Pet Semetary Audio Drama Review (1997)

In 1997, BBC Radio 4 aired an audio dramatization of Stephen King’s classic novel Pet Semetary. It originally aired as six thirty minute segments, but can be found now in three one hour episodes freely online, on Audible, or on CD.

Late one night in September 2018, I was driving home from my mother’s rural home when I realized that I had no cell signal. I was forced to fall back to listening to the mp3s on my cell phone when I noticed Pet Semetary was on my phone. I installed it months ago, with an intention of reviewing it, but I had not gotten around to it. I decided to begin the first episode as I drove through the secluded backwoods home and for the first time in years, I felt that uneasy feeling that I was truly alone and in the dark. It’s amazing what losing cell signal can do to your nerves when its nearing midnight and you are watching/listening to something creepy.

I watched Pet Semetary about two years ago, but I haven’t read the book since I was a kid. With this in mind, I’m going to review this audio drama solely on the story it tells and without comparing it to the other formats. I don’t feel I’m fresh enough on either the book nor the movie to give an honest comparison.

Pet Semetary tells the story of The Creeds, a young family who move to Maine so that the husband (Louis) can accept a position as the head doctor at the local college. The family immediately finds itself at home in Maine, with wonderful neighbors and a respectable position with the community.

Down just a few miles from The Creeds home is a Pet Semetary, where people have buried their pets for over a hundred years. It’s an eerie place, that’s even more eerie once you cross the deadfall and discover another open field of land. The Creeds elderly neighbor Jud suggests that they never cross the deadfall, because it’s unsafe.

The Creed’s new home seems perfect, with exception of the busy road that it sits upon. The road is full of trucks going way too fast, and this is why a Pet Semetary can be found so close- animals are being run over all the time. The Creed’s cat Church becomes the latest victim to the dangerous road. Knowing that this will crush their young daughter Ellie, Jud takes Louis up to the deadfall and has him bury the cat. Its then that Jud reveals that the area past the deadfall has magical powers that can bring things back from the dead. What comes back isn’t the same as what dies, but it will be alive.

I won’t spoil things any further, but Pet Semetary is a classic story for a reason: it’s legit scary. The idea of losing a love one and wanting to do anything in your power to bring them back is something I think we can all relate to. Pet Semetary preaches to us that there are things worse than death, and that’s something hard for us to accept. So, Pet Semetary uses horror to show us.

The audio drama is well acted and produced. I felt like all of the voice actors did a wonderful job in their respective roles and the sound effects were top notch. The score was great, although it was overused quite a bit. I wish the composer would have assembled two different pieces of music to really break things up.

++++++++

Problem details:
Repeat the passage of the Pet Semetary audio drama review starting with "I watched Pet" and going on through "an honest comparison.", word for word.

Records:

++++++++

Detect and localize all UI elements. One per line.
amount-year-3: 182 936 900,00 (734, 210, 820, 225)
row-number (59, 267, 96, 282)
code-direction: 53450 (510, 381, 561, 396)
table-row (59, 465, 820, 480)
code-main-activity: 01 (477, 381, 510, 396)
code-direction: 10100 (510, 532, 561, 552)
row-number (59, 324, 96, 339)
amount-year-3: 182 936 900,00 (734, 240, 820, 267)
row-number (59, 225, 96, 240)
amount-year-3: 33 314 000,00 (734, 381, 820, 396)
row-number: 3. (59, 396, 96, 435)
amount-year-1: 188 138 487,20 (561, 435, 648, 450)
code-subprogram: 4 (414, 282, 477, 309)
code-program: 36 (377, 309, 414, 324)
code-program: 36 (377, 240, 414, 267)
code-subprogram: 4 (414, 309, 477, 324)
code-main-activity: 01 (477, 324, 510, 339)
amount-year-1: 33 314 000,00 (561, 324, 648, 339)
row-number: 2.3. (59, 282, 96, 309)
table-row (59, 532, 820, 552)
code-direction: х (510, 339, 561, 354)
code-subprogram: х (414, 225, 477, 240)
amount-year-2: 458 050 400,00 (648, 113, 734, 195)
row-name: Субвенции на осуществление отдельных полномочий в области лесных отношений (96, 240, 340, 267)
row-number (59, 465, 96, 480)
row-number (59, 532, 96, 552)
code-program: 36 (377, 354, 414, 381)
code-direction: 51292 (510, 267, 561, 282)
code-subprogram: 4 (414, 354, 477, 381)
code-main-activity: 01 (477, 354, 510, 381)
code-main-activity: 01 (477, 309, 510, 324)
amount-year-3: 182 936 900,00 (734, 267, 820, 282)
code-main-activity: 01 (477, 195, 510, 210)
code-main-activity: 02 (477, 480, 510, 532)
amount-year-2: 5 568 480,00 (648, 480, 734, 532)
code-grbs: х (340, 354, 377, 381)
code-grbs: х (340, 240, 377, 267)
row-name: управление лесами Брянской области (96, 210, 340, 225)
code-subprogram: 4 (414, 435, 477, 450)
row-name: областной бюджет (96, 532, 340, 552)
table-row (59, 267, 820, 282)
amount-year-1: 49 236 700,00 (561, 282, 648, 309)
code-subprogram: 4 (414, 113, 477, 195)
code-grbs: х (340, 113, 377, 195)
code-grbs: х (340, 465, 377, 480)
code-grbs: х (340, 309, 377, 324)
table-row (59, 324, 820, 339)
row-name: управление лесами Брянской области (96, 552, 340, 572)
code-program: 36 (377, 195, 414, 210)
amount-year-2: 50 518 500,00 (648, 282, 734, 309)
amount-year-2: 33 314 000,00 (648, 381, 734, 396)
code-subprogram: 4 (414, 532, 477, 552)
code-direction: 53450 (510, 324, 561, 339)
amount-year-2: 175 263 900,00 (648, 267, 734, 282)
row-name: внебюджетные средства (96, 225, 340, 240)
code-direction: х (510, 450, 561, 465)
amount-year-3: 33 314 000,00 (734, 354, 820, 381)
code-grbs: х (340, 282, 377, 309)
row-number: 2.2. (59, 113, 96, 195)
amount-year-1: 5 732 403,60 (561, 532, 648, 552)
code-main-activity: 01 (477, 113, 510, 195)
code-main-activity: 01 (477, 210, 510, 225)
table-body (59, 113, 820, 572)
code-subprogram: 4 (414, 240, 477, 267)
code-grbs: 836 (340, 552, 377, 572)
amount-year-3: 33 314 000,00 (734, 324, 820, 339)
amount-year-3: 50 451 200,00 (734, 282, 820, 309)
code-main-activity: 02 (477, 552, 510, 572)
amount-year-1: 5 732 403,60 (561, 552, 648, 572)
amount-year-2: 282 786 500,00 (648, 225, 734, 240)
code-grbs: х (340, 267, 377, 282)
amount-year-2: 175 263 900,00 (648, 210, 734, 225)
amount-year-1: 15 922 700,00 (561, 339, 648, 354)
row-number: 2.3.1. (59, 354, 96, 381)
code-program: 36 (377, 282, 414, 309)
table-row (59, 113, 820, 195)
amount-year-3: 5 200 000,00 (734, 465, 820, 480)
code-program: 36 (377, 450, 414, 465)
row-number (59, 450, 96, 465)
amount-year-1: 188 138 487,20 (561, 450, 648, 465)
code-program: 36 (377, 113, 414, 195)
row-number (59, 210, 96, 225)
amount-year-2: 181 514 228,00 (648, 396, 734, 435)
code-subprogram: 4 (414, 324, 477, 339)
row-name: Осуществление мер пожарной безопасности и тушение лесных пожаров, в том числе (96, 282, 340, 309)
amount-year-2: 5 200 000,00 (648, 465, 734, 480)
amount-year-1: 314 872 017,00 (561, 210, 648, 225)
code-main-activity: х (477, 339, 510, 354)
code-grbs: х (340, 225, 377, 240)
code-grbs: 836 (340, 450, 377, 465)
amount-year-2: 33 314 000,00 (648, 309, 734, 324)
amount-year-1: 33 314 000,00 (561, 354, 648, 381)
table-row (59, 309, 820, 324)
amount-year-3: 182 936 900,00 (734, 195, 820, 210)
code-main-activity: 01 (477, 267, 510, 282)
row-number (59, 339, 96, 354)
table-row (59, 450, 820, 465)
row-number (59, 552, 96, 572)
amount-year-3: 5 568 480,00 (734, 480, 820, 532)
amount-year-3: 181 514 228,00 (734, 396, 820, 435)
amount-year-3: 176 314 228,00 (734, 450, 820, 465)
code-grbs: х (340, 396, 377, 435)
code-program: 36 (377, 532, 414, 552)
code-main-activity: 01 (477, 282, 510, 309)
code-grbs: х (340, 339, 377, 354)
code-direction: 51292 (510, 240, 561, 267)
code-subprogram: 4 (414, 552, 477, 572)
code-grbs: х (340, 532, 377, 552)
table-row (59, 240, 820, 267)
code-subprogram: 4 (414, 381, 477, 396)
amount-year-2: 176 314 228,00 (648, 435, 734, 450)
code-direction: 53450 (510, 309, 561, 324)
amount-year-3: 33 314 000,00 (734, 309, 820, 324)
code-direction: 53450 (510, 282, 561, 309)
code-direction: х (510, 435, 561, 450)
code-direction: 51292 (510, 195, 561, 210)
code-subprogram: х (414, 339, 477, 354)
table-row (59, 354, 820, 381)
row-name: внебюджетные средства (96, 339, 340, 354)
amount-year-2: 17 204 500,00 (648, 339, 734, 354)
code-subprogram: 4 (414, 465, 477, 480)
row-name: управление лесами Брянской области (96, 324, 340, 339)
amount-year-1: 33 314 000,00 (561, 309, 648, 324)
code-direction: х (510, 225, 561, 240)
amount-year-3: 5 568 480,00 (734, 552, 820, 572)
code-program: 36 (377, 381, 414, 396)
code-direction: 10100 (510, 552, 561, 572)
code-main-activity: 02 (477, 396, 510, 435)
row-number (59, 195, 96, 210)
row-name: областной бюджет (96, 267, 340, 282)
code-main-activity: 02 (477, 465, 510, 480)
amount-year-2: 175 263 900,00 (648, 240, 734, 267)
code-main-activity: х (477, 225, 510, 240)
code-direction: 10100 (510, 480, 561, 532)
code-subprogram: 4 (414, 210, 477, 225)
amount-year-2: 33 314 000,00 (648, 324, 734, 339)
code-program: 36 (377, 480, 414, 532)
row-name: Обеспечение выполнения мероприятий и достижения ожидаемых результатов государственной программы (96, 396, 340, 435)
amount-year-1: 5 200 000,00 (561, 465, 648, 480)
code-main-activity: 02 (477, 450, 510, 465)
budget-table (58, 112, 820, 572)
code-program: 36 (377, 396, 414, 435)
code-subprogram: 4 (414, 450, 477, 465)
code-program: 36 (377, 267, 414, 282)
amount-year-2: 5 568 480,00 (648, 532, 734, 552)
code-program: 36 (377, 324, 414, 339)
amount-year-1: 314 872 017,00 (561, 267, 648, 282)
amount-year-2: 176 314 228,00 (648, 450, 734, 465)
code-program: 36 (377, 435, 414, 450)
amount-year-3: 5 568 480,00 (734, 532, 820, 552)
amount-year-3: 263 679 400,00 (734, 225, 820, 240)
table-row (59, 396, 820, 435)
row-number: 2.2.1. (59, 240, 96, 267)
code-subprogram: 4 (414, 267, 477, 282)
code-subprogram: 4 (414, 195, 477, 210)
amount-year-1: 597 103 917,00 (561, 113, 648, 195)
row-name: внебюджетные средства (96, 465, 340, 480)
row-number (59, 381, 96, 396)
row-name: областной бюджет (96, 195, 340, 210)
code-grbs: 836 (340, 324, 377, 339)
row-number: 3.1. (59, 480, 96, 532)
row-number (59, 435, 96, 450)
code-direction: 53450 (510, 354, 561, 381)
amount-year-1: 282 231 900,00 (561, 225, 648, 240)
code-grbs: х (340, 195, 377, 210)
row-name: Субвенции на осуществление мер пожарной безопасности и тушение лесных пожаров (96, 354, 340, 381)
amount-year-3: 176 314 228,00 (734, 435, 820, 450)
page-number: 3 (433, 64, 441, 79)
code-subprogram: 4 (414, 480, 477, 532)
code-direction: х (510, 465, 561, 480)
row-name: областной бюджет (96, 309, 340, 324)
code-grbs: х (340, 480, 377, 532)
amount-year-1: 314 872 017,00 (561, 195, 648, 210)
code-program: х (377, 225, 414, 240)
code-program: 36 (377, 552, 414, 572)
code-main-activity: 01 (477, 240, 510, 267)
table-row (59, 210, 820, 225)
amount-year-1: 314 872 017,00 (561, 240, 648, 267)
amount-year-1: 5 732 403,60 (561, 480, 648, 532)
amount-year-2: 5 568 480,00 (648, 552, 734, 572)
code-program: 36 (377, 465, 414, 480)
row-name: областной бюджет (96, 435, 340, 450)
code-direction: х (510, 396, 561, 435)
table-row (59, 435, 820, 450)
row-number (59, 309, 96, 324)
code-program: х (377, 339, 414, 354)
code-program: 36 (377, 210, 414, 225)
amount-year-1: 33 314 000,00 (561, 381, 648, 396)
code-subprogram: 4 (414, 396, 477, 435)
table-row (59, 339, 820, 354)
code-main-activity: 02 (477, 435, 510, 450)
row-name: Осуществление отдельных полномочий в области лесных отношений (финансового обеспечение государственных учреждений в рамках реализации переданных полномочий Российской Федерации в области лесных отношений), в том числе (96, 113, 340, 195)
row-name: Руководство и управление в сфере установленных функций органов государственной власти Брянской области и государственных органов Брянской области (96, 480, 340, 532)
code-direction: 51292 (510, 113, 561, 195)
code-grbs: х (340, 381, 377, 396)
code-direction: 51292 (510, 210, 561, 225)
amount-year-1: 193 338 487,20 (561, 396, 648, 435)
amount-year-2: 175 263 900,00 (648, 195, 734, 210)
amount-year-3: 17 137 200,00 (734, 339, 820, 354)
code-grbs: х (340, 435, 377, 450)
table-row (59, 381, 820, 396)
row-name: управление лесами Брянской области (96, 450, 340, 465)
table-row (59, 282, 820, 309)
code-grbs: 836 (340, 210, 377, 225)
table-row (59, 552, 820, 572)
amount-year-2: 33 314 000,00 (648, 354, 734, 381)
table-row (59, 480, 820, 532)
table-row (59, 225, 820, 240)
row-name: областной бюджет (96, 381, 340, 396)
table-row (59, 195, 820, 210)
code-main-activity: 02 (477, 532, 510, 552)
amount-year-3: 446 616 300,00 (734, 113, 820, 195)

++++++++

Written answer:
I watched Pet Semetary about two years ago, but I haven’t read the book since I was a kid. With this in mind, I’m going to review this audio drama solely on the story it tells and without comparing it to the other formats. I don’t feel I’m fresh enough on either the book nor the movie to give an honest comparison.